» Work to do
Write out exactly the lines between the line containing "What data populates" and the line containing "Give me the", including both of those lines, and nothing more.

(Dataset items)
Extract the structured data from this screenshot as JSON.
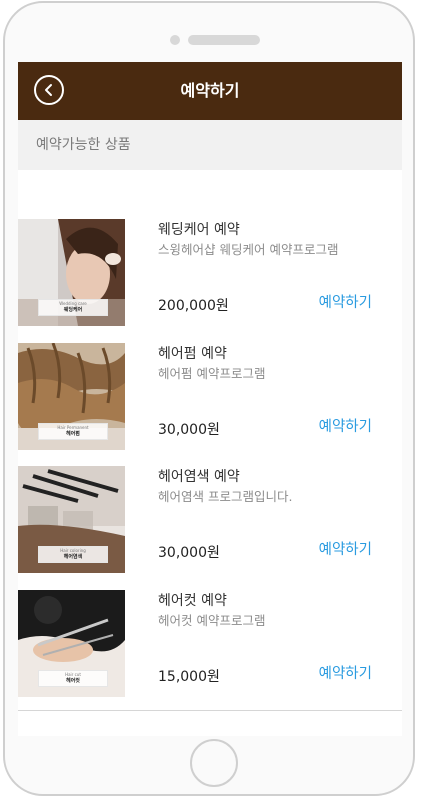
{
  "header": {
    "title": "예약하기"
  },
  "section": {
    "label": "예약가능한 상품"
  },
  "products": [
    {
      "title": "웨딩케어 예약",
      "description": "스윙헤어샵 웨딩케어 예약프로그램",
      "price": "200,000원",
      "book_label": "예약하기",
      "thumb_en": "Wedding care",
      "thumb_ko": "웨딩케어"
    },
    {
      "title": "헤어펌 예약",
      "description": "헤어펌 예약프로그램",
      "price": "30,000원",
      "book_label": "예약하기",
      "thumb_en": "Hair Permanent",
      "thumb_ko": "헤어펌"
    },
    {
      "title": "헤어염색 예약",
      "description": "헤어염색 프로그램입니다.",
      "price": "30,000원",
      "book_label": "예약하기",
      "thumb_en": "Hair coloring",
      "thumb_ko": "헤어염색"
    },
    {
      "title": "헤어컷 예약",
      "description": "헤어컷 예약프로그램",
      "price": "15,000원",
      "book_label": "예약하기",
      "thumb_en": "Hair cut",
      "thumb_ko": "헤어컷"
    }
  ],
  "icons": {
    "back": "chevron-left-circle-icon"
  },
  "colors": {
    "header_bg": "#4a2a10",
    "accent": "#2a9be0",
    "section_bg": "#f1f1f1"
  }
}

==

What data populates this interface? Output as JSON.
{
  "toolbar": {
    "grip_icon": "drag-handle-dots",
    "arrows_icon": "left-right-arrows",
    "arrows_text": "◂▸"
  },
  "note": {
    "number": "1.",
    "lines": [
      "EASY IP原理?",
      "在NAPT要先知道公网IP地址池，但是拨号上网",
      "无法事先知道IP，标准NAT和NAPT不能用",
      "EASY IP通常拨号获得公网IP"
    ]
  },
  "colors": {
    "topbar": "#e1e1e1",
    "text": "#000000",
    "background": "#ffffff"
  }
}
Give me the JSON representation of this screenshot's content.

---

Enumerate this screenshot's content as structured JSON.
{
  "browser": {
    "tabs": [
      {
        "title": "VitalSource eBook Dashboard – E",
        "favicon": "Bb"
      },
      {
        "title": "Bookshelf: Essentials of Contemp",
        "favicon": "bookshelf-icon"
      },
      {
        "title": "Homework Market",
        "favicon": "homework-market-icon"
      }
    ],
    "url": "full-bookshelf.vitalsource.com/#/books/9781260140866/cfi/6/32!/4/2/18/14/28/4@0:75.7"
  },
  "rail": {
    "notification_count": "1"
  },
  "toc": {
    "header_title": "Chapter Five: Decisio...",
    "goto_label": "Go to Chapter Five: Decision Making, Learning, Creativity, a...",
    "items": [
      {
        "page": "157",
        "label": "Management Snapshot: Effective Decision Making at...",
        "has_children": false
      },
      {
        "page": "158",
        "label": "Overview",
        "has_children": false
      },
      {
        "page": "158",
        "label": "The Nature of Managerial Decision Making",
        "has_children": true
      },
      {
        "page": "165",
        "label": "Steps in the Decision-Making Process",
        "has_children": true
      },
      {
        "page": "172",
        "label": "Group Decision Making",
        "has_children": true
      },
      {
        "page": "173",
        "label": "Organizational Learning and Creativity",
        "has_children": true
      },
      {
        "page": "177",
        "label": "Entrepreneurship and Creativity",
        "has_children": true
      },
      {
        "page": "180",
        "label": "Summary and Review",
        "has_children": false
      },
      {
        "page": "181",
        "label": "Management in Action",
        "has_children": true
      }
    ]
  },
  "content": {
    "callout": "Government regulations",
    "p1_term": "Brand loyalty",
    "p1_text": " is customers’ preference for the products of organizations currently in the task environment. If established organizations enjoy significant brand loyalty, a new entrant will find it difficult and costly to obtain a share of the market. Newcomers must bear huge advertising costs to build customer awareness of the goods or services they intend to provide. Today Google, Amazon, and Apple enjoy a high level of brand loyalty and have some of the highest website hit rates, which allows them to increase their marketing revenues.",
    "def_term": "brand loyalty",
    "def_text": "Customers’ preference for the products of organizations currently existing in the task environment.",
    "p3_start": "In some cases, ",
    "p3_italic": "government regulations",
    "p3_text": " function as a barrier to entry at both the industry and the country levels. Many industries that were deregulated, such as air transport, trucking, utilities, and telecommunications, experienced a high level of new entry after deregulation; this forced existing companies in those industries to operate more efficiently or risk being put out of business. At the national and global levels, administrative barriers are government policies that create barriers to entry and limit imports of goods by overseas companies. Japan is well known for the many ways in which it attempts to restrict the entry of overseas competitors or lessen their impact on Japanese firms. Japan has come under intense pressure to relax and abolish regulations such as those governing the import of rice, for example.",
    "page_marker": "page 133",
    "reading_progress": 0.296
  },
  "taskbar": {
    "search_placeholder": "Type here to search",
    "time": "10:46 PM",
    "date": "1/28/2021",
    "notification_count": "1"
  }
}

» Complete answer
What data populates this interface? Output as JSON.
{
  "toolbar": {
    "grip_icon": "drag-handle-dots",
    "arrows_icon": "left-right-arrows",
    "arrows_text": "◂▸"
  },
  "note": {
    "number": "1.",
    "lines": [
      "EASY IP原理?",
      "在NAPT要先知道公网IP地址池，但是拨号上网",
      "无法事先知道IP，标准NAT和NAPT不能用",
      "EASY IP通常拨号获得公网IP"
    ]
  },
  "colors": {
    "topbar": "#e1e1e1",
    "text": "#000000",
    "background": "#ffffff"
  }
}
Give me the JSON representation of this screenshot's content.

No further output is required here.